── EXTRACTED DATA ──
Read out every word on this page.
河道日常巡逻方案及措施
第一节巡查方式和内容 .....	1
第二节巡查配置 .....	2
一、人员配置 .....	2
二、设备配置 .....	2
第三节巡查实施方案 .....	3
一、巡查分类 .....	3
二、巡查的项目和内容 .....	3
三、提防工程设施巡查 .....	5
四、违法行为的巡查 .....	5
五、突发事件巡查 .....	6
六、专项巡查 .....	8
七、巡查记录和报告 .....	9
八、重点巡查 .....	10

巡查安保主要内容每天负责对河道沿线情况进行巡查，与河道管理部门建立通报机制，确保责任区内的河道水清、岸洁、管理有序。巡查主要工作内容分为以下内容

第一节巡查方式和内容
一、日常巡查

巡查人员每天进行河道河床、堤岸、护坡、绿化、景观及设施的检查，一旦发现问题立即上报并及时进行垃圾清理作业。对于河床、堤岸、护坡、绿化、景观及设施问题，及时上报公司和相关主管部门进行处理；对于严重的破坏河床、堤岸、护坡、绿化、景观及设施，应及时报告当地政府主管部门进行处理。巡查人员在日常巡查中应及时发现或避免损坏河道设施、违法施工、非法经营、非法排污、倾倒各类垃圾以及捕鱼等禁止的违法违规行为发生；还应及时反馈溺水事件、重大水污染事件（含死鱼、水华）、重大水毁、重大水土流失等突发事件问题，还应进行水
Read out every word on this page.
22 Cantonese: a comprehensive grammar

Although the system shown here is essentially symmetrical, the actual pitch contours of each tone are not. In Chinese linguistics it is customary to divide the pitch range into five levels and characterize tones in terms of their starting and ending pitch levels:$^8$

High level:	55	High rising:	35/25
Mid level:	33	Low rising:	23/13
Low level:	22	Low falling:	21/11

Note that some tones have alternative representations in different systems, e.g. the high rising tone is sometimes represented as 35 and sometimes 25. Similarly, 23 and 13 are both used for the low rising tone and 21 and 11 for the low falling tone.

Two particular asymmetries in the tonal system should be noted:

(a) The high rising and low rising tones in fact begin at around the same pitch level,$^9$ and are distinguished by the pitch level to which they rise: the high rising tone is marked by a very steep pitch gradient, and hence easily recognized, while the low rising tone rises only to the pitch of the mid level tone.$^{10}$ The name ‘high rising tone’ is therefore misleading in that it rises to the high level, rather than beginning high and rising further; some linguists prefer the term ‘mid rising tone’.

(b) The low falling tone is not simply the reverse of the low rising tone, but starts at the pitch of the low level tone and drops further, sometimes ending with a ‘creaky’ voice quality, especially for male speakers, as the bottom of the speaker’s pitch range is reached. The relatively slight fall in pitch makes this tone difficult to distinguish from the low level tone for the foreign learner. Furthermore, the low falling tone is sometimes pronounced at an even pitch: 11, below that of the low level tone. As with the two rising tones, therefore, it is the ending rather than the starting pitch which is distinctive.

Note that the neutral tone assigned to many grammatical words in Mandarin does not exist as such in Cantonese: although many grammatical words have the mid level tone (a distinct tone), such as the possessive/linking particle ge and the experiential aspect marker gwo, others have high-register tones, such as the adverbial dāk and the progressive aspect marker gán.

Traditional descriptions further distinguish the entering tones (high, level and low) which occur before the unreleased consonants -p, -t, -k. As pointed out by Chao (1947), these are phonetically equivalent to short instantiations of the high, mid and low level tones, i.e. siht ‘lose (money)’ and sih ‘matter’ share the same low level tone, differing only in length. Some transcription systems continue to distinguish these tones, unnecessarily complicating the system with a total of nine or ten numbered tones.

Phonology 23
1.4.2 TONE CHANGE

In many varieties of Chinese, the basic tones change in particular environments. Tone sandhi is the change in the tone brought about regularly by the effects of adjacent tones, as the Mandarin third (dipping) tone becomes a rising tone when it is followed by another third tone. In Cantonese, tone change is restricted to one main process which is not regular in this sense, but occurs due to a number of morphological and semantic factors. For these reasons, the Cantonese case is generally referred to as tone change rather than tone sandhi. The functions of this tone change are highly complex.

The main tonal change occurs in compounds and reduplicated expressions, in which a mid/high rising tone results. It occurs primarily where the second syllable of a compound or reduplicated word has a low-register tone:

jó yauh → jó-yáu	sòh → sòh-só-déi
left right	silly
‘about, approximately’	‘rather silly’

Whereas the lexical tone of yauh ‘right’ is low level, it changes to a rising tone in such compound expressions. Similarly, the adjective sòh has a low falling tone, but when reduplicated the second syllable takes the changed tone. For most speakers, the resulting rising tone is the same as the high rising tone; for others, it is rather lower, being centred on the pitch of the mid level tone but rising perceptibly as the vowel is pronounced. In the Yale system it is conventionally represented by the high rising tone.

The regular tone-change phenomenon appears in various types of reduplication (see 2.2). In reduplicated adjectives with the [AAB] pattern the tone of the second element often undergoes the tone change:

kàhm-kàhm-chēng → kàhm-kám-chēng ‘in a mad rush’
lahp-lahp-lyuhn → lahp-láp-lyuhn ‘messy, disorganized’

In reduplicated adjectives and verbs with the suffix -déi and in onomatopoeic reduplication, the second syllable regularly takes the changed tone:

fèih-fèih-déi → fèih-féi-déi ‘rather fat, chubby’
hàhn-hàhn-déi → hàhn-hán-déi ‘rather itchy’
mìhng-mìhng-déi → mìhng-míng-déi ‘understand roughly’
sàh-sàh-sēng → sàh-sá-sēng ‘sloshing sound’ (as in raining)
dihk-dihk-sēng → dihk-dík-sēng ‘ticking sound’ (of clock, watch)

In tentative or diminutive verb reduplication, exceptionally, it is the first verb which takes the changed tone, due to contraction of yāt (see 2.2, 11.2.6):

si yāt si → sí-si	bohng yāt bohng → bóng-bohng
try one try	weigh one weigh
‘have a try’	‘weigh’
───
TASK STATEMENT: From the listing, copy every line where the string "weigh" appears.

SOLVED PROBLEM:
try one try	weigh one weigh
‘have a try’	‘weigh’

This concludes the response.